## Exercice écrit
Recopiez tels quels les items ci-dessous, du début jusqu'à la ligne contenant "buy-button-ghost[interactable]: Buy n", celle-ci comprise.

──────── Informations affichées ────────

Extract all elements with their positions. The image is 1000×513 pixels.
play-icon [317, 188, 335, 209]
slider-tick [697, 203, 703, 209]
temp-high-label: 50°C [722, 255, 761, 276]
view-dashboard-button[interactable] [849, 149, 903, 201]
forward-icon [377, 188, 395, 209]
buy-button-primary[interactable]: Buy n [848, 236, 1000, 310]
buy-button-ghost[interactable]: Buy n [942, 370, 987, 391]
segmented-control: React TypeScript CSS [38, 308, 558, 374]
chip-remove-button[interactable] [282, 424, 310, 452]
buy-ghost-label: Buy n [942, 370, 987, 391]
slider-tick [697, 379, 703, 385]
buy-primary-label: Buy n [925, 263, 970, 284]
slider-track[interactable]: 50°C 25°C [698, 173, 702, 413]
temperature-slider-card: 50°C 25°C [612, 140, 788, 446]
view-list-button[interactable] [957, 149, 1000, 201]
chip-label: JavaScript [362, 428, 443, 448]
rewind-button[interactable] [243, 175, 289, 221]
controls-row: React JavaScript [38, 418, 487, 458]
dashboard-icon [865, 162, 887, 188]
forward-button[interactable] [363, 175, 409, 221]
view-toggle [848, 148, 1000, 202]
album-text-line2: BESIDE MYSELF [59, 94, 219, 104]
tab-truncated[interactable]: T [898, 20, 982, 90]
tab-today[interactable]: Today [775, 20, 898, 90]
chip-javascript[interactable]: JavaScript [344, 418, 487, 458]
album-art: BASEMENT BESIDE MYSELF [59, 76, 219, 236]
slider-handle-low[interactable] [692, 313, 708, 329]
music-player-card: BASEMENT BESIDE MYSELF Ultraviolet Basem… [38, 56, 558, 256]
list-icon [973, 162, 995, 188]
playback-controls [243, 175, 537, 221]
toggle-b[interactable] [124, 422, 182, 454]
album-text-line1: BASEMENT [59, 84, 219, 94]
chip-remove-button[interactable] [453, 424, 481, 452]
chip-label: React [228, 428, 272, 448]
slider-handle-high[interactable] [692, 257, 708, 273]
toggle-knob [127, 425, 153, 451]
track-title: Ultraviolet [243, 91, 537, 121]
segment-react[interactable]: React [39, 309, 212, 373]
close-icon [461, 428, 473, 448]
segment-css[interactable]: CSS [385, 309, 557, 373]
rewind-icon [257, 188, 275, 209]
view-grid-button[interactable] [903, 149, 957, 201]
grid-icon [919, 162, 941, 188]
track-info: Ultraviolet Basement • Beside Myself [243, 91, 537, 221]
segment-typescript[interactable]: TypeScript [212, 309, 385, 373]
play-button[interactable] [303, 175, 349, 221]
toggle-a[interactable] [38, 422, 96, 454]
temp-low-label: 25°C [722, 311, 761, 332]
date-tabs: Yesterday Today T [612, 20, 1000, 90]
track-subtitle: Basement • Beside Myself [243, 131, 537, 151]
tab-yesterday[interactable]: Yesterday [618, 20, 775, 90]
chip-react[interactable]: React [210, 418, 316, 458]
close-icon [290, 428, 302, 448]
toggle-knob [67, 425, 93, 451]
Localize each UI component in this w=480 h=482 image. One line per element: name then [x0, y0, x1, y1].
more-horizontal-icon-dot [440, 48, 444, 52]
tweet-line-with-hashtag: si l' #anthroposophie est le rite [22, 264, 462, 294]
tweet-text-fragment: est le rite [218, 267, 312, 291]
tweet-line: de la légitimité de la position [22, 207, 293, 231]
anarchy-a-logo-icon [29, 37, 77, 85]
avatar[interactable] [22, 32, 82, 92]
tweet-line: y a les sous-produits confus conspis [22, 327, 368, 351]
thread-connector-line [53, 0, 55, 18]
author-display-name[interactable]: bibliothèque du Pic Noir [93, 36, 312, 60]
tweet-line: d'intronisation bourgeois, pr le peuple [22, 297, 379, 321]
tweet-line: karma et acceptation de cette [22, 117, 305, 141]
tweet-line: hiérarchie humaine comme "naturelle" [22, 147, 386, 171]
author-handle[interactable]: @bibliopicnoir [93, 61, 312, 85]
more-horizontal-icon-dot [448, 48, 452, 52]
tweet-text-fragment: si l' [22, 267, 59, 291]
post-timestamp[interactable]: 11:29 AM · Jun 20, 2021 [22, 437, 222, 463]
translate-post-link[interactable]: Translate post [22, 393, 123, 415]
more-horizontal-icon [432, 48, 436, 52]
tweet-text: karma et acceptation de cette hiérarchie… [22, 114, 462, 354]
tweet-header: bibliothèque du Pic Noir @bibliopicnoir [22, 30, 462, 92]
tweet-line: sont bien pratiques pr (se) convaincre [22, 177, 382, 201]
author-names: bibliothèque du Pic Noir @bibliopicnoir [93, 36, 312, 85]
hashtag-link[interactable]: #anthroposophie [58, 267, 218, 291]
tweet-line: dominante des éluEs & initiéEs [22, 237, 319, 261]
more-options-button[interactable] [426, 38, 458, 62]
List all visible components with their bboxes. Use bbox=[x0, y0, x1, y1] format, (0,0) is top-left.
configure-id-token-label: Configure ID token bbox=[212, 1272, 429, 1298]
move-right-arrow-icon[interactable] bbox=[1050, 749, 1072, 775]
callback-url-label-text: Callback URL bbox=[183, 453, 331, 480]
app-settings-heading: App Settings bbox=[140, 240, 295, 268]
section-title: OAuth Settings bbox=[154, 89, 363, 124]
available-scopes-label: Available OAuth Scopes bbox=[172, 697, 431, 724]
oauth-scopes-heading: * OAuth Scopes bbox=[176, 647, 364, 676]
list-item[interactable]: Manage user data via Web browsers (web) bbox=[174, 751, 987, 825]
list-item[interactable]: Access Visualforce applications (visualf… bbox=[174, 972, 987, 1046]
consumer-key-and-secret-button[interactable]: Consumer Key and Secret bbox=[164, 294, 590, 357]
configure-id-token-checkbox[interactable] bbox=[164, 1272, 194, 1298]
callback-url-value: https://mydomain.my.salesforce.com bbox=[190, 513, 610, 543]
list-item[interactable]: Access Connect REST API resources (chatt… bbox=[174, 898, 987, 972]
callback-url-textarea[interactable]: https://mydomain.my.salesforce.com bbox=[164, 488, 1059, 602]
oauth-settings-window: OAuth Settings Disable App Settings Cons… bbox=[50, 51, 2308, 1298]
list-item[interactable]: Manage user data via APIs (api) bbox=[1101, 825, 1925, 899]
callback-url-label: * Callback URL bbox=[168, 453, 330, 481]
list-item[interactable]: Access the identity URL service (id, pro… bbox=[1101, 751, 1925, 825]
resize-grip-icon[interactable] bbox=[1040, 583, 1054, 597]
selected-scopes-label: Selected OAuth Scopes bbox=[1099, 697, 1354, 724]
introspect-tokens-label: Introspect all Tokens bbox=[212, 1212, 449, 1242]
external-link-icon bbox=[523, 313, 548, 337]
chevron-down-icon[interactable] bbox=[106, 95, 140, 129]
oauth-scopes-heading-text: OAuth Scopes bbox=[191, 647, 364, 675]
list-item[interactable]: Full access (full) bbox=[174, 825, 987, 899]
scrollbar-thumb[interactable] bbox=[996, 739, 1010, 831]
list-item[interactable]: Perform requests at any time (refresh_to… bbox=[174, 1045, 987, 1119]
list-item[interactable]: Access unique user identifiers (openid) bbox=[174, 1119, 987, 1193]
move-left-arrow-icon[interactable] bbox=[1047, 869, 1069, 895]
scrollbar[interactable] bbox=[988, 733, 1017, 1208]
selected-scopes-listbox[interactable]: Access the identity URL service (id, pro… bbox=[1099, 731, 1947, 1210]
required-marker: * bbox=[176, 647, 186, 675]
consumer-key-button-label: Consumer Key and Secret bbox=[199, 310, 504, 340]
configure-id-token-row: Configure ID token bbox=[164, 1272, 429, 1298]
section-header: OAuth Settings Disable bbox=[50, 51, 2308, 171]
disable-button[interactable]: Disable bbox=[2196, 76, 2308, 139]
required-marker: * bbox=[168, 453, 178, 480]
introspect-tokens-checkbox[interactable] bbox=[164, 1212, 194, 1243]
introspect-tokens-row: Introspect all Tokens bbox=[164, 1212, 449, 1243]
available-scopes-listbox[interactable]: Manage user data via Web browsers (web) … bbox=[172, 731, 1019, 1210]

────────

## Réponse attendue
Extract all elements with their positions. The image is 1000×513 pixels.
play-icon [317, 188, 335, 209]
slider-tick [697, 203, 703, 209]
temp-high-label: 50°C [722, 255, 761, 276]
view-dashboard-button[interactable] [849, 149, 903, 201]
forward-icon [377, 188, 395, 209]
buy-button-primary[interactable]: Buy n [848, 236, 1000, 310]
buy-button-ghost[interactable]: Buy n [942, 370, 987, 391]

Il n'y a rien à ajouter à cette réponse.